Dataset excerpt:
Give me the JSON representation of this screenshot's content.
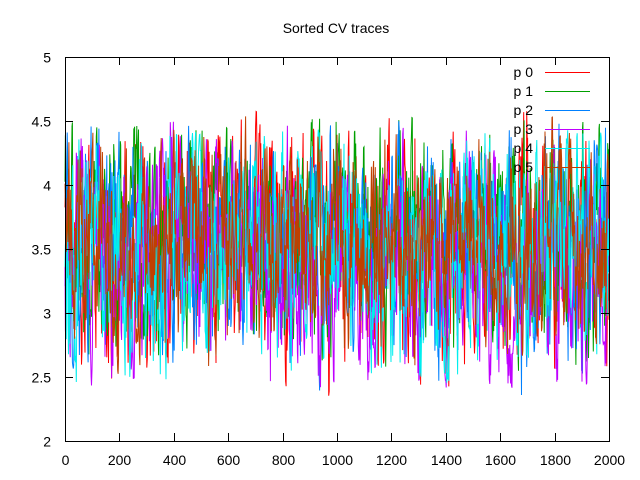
{
  "chart_data": {
    "type": "line",
    "title": "Sorted CV traces",
    "xlabel": "",
    "ylabel": "",
    "xlim": [
      0,
      2000
    ],
    "ylim": [
      2,
      5
    ],
    "x_ticks": [
      0,
      200,
      400,
      600,
      800,
      1000,
      1200,
      1400,
      1600,
      1800,
      2000
    ],
    "x_tick_labels": [
      "0",
      "200",
      "400",
      "600",
      "800",
      "1000",
      "1200",
      "1400",
      "1600",
      "1800",
      "2000"
    ],
    "y_ticks": [
      2,
      2.5,
      3,
      3.5,
      4,
      4.5,
      5
    ],
    "y_tick_labels": [
      "2",
      "2.5",
      "3",
      "3.5",
      "4",
      "4.5",
      "5"
    ],
    "grid": false,
    "legend_position": "top-right",
    "series": [
      {
        "name": "p 0",
        "color": "#ff0000",
        "x_range": [
          0,
          2000
        ],
        "baseline": 3.5,
        "amplitude": 0.55,
        "min": 2.33,
        "max": 4.58
      },
      {
        "name": "p 1",
        "color": "#00a000",
        "x_range": [
          0,
          2000
        ],
        "baseline": 3.55,
        "amplitude": 0.55,
        "min": 2.4,
        "max": 4.53
      },
      {
        "name": "p 2",
        "color": "#0080ff",
        "x_range": [
          0,
          2000
        ],
        "baseline": 3.5,
        "amplitude": 0.55,
        "min": 2.28,
        "max": 4.5
      },
      {
        "name": "p 3",
        "color": "#c000ff",
        "x_range": [
          0,
          2000
        ],
        "baseline": 3.45,
        "amplitude": 0.55,
        "min": 2.4,
        "max": 4.5
      },
      {
        "name": "p 4",
        "color": "#00eeee",
        "x_range": [
          0,
          2000
        ],
        "baseline": 3.5,
        "amplitude": 0.55,
        "min": 2.45,
        "max": 4.45
      },
      {
        "name": "p 5",
        "color": "#c04000",
        "x_range": [
          0,
          2000
        ],
        "baseline": 3.55,
        "amplitude": 0.5,
        "min": 2.5,
        "max": 4.55
      }
    ]
  }
}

## Problem
The entries above are to be returned exactly, without their pictures.

## Exercise response
Give me the JSON representation of this screenshot's content.
{
  "chart_data": {
    "type": "line",
    "title": "Sorted CV traces",
    "xlabel": "",
    "ylabel": "",
    "xlim": [
      0,
      2000
    ],
    "ylim": [
      2,
      5
    ],
    "x_ticks": [
      0,
      200,
      400,
      600,
      800,
      1000,
      1200,
      1400,
      1600,
      1800,
      2000
    ],
    "x_tick_labels": [
      "0",
      "200",
      "400",
      "600",
      "800",
      "1000",
      "1200",
      "1400",
      "1600",
      "1800",
      "2000"
    ],
    "y_ticks": [
      2,
      2.5,
      3,
      3.5,
      4,
      4.5,
      5
    ],
    "y_tick_labels": [
      "2",
      "2.5",
      "3",
      "3.5",
      "4",
      "4.5",
      "5"
    ],
    "grid": false,
    "legend_position": "top-right",
    "series": [
      {
        "name": "p 0",
        "color": "#ff0000",
        "x_range": [
          0,
          2000
        ],
        "baseline": 3.5,
        "amplitude": 0.55,
        "min": 2.33,
        "max": 4.58
      },
      {
        "name": "p 1",
        "color": "#00a000",
        "x_range": [
          0,
          2000
        ],
        "baseline": 3.55,
        "amplitude": 0.55,
        "min": 2.4,
        "max": 4.53
      },
      {
        "name": "p 2",
        "color": "#0080ff",
        "x_range": [
          0,
          2000
        ],
        "baseline": 3.5,
        "amplitude": 0.55,
        "min": 2.28,
        "max": 4.5
      },
      {
        "name": "p 3",
        "color": "#c000ff",
        "x_range": [
          0,
          2000
        ],
        "baseline": 3.45,
        "amplitude": 0.55,
        "min": 2.4,
        "max": 4.5
      },
      {
        "name": "p 4",
        "color": "#00eeee",
        "x_range": [
          0,
          2000
        ],
        "baseline": 3.5,
        "amplitude": 0.55,
        "min": 2.45,
        "max": 4.45
      },
      {
        "name": "p 5",
        "color": "#c04000",
        "x_range": [
          0,
          2000
        ],
        "baseline": 3.55,
        "amplitude": 0.5,
        "min": 2.5,
        "max": 4.55
      }
    ]
  }
}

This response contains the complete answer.